▶ 記述課題
**A)** 書店活性化の提言に関する文章で、東京都町田市の図書館の事例として挙げられている仕組みは何ですか。
**B)** 書店活性化の提言に関する文章のうち、「まず、「書店と図書館との連携を」では」で始まる段落を、主な事実を残して箇条書きにまとめてください。
**C)** 書店活性化の提言に関する文章のうち、「提言は5つの分野になされており、」から「ことの大切さを説いています。」までを、両端を含めて書き写してください。

読売新聞社と講談社の提言について

,

2月7日付の読売新聞紙上において、読売新聞社と講談社の2社によるて提言、
「書店活性化へ向けた共同提言」が1面記事になっていました。

省庁が連携し策定する予定である「書店活性化プラン」に対する提言であり、
国は、今回の提言を踏まえて同プランの策定を進めるとしています。

提言は5つの分野になされており、
僕が注目したいのは、そのうち、

「書店と図書館の連携を」と
「絵本専門士などを活用し、読書教育の充実を」
の2店について注目しています。

まず、「書店と図書館との連携を」では、
資料費の減少が続く図書館と書店が連携するために
東京都町田市の図書館で予約した本を書店で受け取る事が出来る仕組みや
鳥取県立図書館の地元の書店で資料を購入する取り組みについて事例を挙げており、
地域の中で、図書館と書店が相互に作用する関係性を構築することの大切さを説いています。
特に、ベストセラー作品に関する複本購入の姿勢についての指摘は、
近年の基礎自治体の図書館運営において、
図書館の本来の姿勢を見失い、
市民サービスの名の下に作家の権利を犯している危険性について指摘しており、
行政に携わる末端の一人として耳が痛いです。

また、「絵本専門士などを活用し、読書教育の充実を」についても
本来、公共図書館には、司書という図書館に関する専門職が配置されており、
児童奉仕という分野が確立されているにもかかわらず、
「絵本専門士」という言葉が明記されていることは、
司書でもあり、絵本専門士でもある僕個人としては、少々複雑です。

▶ データ抜粋
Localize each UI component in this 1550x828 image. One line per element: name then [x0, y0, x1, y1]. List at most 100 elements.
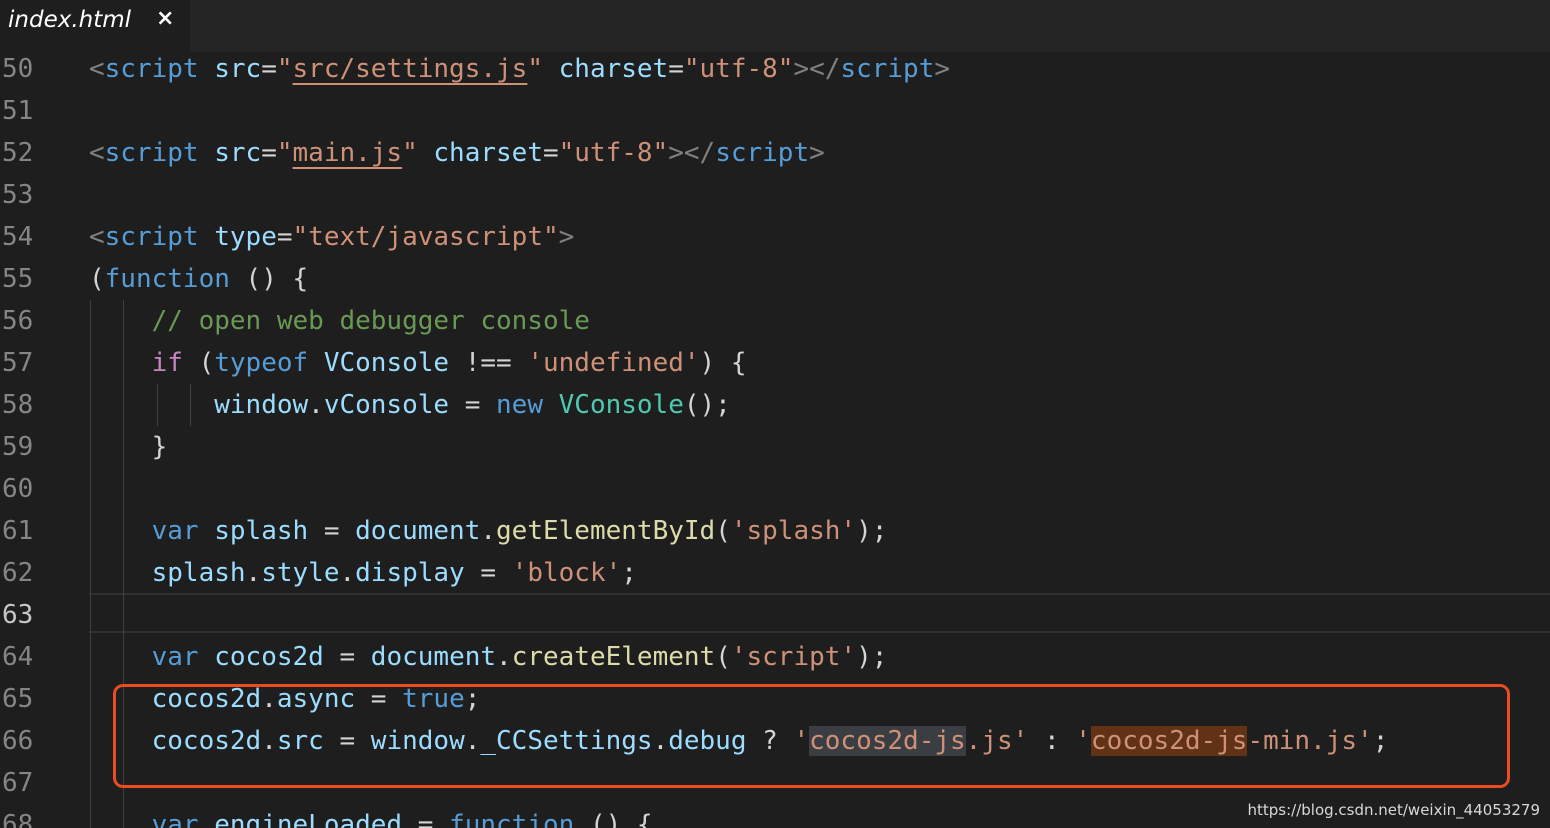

▶ 課題別の解答
**A)** 図書館で予約した本を書店で受け取ることができる仕組みです。

**B)**
- 資料費の減少が続く図書館と書店の連携の事例として、次の二つを挙げている。
  - 東京都町田市の図書館で予約した本を書店で受け取れる仕組み
  - 鳥取県立図書館が地元の書店で資料を購入する取り組み
- 地域の中で図書館と書店が相互に作用する関係を築く大切さを説いている。
- ベストセラー作品の複本購入について、図書館が本来の姿勢を見失い、市民サービスの名の下に作家の権利を侵している危険性を指摘している。
- 行政に携わる筆者にとって、この指摘は耳が痛い。

**C)**
提言は5つの分野になされており、
僕が注目したいのは、そのうち、

「書店と図書館の連携を」と
「絵本専門士などを活用し、読書教育の充実を」
の2店について注目しています。

まず、「書店と図書館との連携を」では、
資料費の減少が続く図書館と書店が連携するために
東京都町田市の図書館で予約した本を書店で受け取る事が出来る仕組みや
鳥取県立図書館の地元の書店で資料を購入する取り組みについて事例を挙げており、
地域の中で、図書館と書店が相互に作用する関係性を構築することの大切さを説いています。